WHAT THE TASK REQUIRES
Below is a block of records; reproduce all of them exactly and leave out any pictures.

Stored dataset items
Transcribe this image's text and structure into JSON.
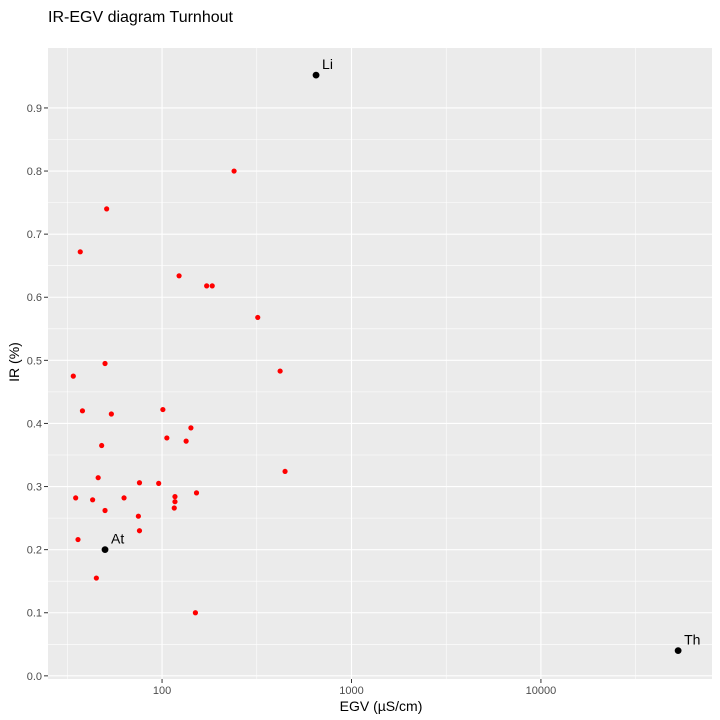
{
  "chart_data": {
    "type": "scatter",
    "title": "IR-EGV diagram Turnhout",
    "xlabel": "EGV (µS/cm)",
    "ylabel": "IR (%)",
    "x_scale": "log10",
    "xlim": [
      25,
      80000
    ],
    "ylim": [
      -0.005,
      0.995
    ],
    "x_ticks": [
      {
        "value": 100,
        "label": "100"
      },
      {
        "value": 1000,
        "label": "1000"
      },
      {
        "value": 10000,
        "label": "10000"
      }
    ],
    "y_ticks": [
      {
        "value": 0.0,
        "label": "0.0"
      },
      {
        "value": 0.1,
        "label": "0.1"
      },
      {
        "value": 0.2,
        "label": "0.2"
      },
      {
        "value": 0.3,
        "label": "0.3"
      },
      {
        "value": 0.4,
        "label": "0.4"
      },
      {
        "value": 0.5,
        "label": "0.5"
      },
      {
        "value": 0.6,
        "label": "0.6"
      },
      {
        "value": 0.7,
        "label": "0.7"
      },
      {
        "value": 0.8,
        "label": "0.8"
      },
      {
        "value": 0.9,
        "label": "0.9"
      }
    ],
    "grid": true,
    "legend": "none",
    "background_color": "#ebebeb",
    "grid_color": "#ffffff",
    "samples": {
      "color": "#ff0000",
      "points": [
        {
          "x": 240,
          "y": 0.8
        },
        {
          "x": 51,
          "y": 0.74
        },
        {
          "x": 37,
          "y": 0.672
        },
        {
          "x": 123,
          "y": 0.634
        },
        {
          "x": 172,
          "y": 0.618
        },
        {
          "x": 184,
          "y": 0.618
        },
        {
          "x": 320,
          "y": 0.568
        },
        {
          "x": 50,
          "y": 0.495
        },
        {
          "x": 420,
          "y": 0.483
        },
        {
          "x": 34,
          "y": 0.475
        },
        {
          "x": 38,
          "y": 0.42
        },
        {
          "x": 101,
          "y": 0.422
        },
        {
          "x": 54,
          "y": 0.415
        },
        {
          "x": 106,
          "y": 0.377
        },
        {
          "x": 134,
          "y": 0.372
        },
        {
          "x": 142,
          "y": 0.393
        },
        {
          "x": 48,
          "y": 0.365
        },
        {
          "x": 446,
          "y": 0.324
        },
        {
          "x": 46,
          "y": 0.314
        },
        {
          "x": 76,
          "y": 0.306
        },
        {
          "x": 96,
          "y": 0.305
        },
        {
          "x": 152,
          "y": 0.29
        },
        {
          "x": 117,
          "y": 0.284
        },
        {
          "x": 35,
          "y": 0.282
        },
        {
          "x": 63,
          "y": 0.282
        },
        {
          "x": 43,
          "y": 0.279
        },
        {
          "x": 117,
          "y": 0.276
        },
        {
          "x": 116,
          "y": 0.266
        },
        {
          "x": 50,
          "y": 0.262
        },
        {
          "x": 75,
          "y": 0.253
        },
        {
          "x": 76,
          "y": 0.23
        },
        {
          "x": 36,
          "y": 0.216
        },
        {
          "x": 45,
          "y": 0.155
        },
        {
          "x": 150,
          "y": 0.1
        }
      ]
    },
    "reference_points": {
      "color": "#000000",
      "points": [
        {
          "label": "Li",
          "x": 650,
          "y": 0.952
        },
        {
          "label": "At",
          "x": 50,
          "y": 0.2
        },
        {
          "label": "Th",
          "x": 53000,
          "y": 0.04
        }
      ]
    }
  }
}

RESPONSE TO THE EXERCISE
Transcribe this image's text and structure into JSON.
{
  "chart_data": {
    "type": "scatter",
    "title": "IR-EGV diagram Turnhout",
    "xlabel": "EGV (µS/cm)",
    "ylabel": "IR (%)",
    "x_scale": "log10",
    "xlim": [
      25,
      80000
    ],
    "ylim": [
      -0.005,
      0.995
    ],
    "x_ticks": [
      {
        "value": 100,
        "label": "100"
      },
      {
        "value": 1000,
        "label": "1000"
      },
      {
        "value": 10000,
        "label": "10000"
      }
    ],
    "y_ticks": [
      {
        "value": 0.0,
        "label": "0.0"
      },
      {
        "value": 0.1,
        "label": "0.1"
      },
      {
        "value": 0.2,
        "label": "0.2"
      },
      {
        "value": 0.3,
        "label": "0.3"
      },
      {
        "value": 0.4,
        "label": "0.4"
      },
      {
        "value": 0.5,
        "label": "0.5"
      },
      {
        "value": 0.6,
        "label": "0.6"
      },
      {
        "value": 0.7,
        "label": "0.7"
      },
      {
        "value": 0.8,
        "label": "0.8"
      },
      {
        "value": 0.9,
        "label": "0.9"
      }
    ],
    "grid": true,
    "legend": "none",
    "background_color": "#ebebeb",
    "grid_color": "#ffffff",
    "samples": {
      "color": "#ff0000",
      "points": [
        {
          "x": 240,
          "y": 0.8
        },
        {
          "x": 51,
          "y": 0.74
        },
        {
          "x": 37,
          "y": 0.672
        },
        {
          "x": 123,
          "y": 0.634
        },
        {
          "x": 172,
          "y": 0.618
        },
        {
          "x": 184,
          "y": 0.618
        },
        {
          "x": 320,
          "y": 0.568
        },
        {
          "x": 50,
          "y": 0.495
        },
        {
          "x": 420,
          "y": 0.483
        },
        {
          "x": 34,
          "y": 0.475
        },
        {
          "x": 38,
          "y": 0.42
        },
        {
          "x": 101,
          "y": 0.422
        },
        {
          "x": 54,
          "y": 0.415
        },
        {
          "x": 106,
          "y": 0.377
        },
        {
          "x": 134,
          "y": 0.372
        },
        {
          "x": 142,
          "y": 0.393
        },
        {
          "x": 48,
          "y": 0.365
        },
        {
          "x": 446,
          "y": 0.324
        },
        {
          "x": 46,
          "y": 0.314
        },
        {
          "x": 76,
          "y": 0.306
        },
        {
          "x": 96,
          "y": 0.305
        },
        {
          "x": 152,
          "y": 0.29
        },
        {
          "x": 117,
          "y": 0.284
        },
        {
          "x": 35,
          "y": 0.282
        },
        {
          "x": 63,
          "y": 0.282
        },
        {
          "x": 43,
          "y": 0.279
        },
        {
          "x": 117,
          "y": 0.276
        },
        {
          "x": 116,
          "y": 0.266
        },
        {
          "x": 50,
          "y": 0.262
        },
        {
          "x": 75,
          "y": 0.253
        },
        {
          "x": 76,
          "y": 0.23
        },
        {
          "x": 36,
          "y": 0.216
        },
        {
          "x": 45,
          "y": 0.155
        },
        {
          "x": 150,
          "y": 0.1
        }
      ]
    },
    "reference_points": {
      "color": "#000000",
      "points": [
        {
          "label": "Li",
          "x": 650,
          "y": 0.952
        },
        {
          "label": "At",
          "x": 50,
          "y": 0.2
        },
        {
          "label": "Th",
          "x": 53000,
          "y": 0.04
        }
      ]
    }
  }
}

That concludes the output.